Reproduce the records below in full and without edits, omitting images.

---------- LISTED RECORDS ----------

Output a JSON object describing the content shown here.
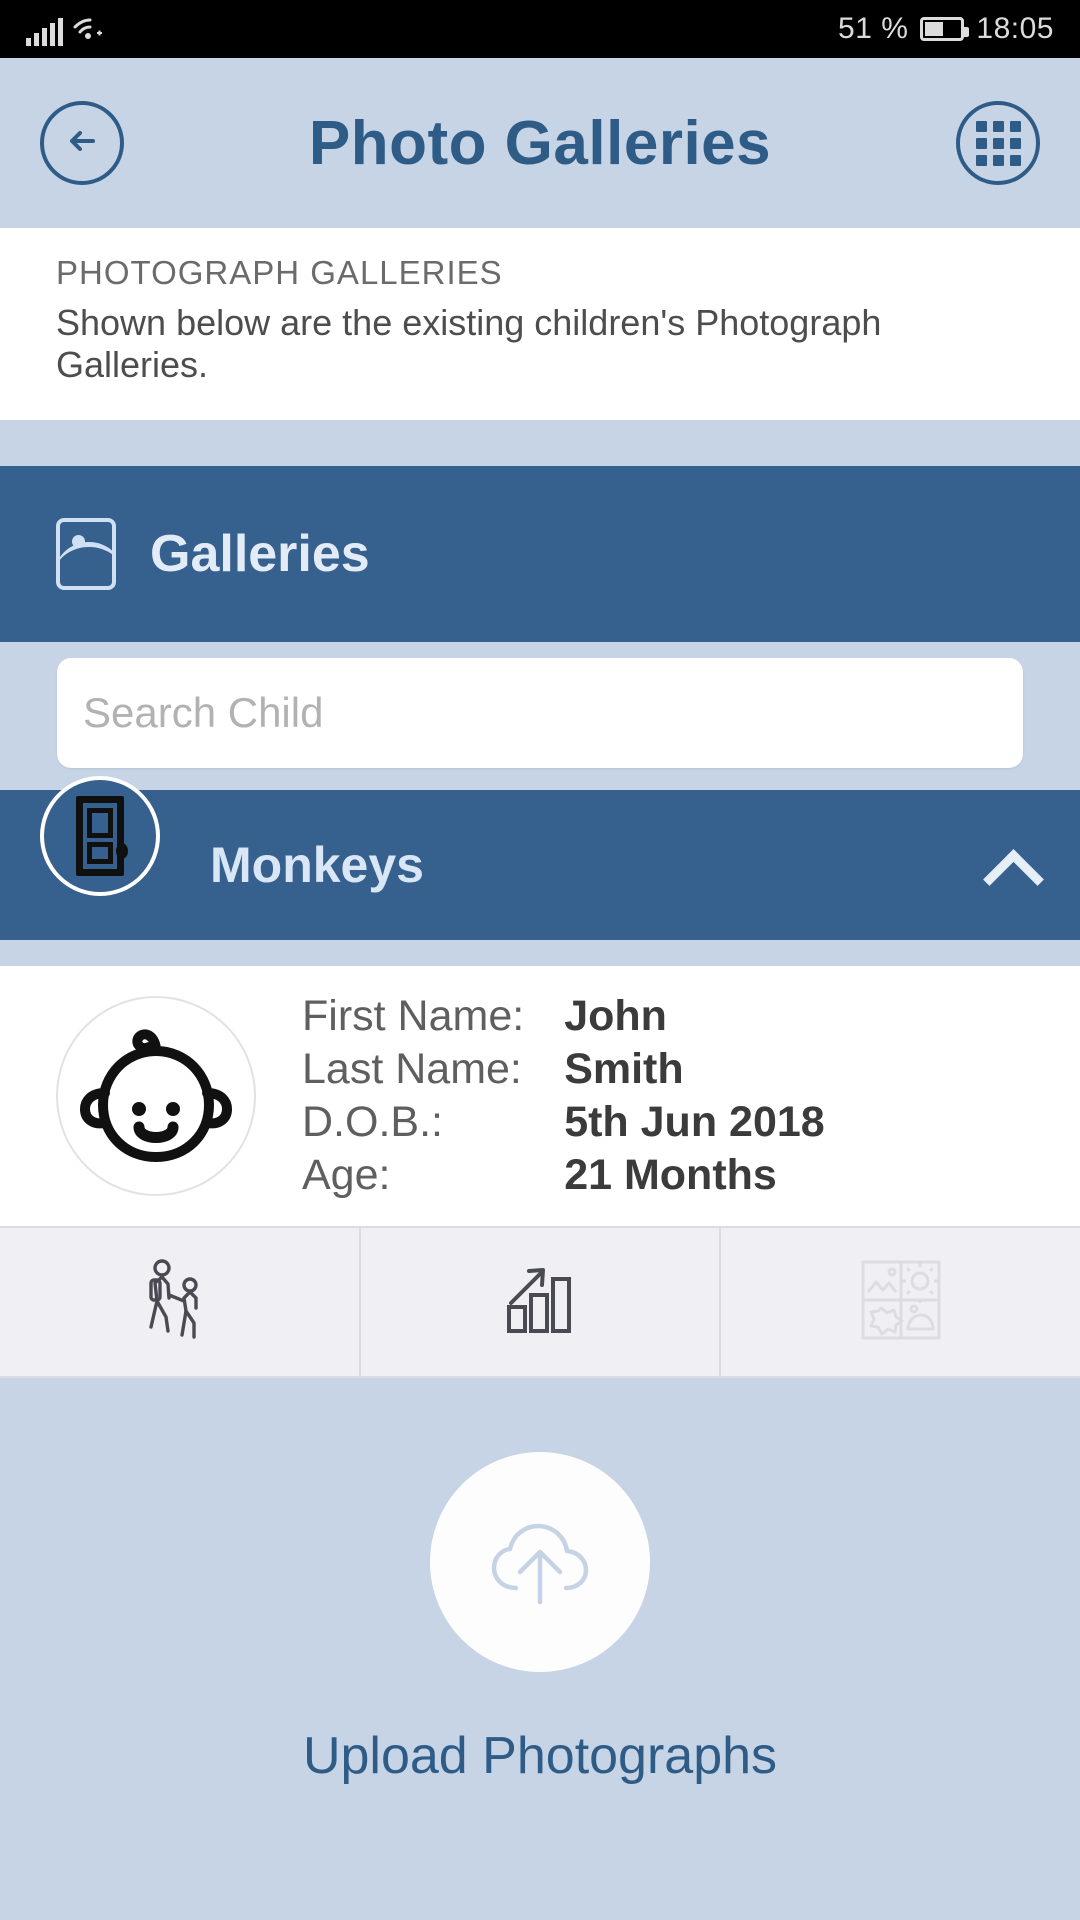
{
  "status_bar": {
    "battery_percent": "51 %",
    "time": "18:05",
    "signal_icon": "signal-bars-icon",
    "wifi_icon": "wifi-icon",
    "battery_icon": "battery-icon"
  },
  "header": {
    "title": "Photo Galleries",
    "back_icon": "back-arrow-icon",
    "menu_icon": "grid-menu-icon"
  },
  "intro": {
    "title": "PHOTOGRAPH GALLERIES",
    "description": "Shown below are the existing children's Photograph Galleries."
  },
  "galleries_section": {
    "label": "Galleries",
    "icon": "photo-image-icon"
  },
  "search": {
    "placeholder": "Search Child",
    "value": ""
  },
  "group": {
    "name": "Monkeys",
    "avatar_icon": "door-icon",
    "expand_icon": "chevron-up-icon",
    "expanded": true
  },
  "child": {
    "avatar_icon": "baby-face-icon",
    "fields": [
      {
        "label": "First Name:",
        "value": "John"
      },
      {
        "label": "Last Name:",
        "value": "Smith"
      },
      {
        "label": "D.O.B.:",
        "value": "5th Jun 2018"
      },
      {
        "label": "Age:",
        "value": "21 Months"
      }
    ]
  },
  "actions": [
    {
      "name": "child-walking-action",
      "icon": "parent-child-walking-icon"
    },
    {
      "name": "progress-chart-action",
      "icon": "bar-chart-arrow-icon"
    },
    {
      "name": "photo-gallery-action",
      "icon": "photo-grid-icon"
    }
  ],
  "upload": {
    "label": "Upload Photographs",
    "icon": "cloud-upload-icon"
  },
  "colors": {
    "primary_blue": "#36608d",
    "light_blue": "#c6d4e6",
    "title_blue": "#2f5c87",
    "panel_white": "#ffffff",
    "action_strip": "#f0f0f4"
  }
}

----------

WORKED SOLUTION —
Output a JSON object describing the content shown here.
{
  "status_bar": {
    "battery_percent": "51 %",
    "time": "18:05",
    "signal_icon": "signal-bars-icon",
    "wifi_icon": "wifi-icon",
    "battery_icon": "battery-icon"
  },
  "header": {
    "title": "Photo Galleries",
    "back_icon": "back-arrow-icon",
    "menu_icon": "grid-menu-icon"
  },
  "intro": {
    "title": "PHOTOGRAPH GALLERIES",
    "description": "Shown below are the existing children's Photograph Galleries."
  },
  "galleries_section": {
    "label": "Galleries",
    "icon": "photo-image-icon"
  },
  "search": {
    "placeholder": "Search Child",
    "value": ""
  },
  "group": {
    "name": "Monkeys",
    "avatar_icon": "door-icon",
    "expand_icon": "chevron-up-icon",
    "expanded": true
  },
  "child": {
    "avatar_icon": "baby-face-icon",
    "fields": [
      {
        "label": "First Name:",
        "value": "John"
      },
      {
        "label": "Last Name:",
        "value": "Smith"
      },
      {
        "label": "D.O.B.:",
        "value": "5th Jun 2018"
      },
      {
        "label": "Age:",
        "value": "21 Months"
      }
    ]
  },
  "actions": [
    {
      "name": "child-walking-action",
      "icon": "parent-child-walking-icon"
    },
    {
      "name": "progress-chart-action",
      "icon": "bar-chart-arrow-icon"
    },
    {
      "name": "photo-gallery-action",
      "icon": "photo-grid-icon"
    }
  ],
  "upload": {
    "label": "Upload Photographs",
    "icon": "cloud-upload-icon"
  },
  "colors": {
    "primary_blue": "#36608d",
    "light_blue": "#c6d4e6",
    "title_blue": "#2f5c87",
    "panel_white": "#ffffff",
    "action_strip": "#f0f0f4"
  }
}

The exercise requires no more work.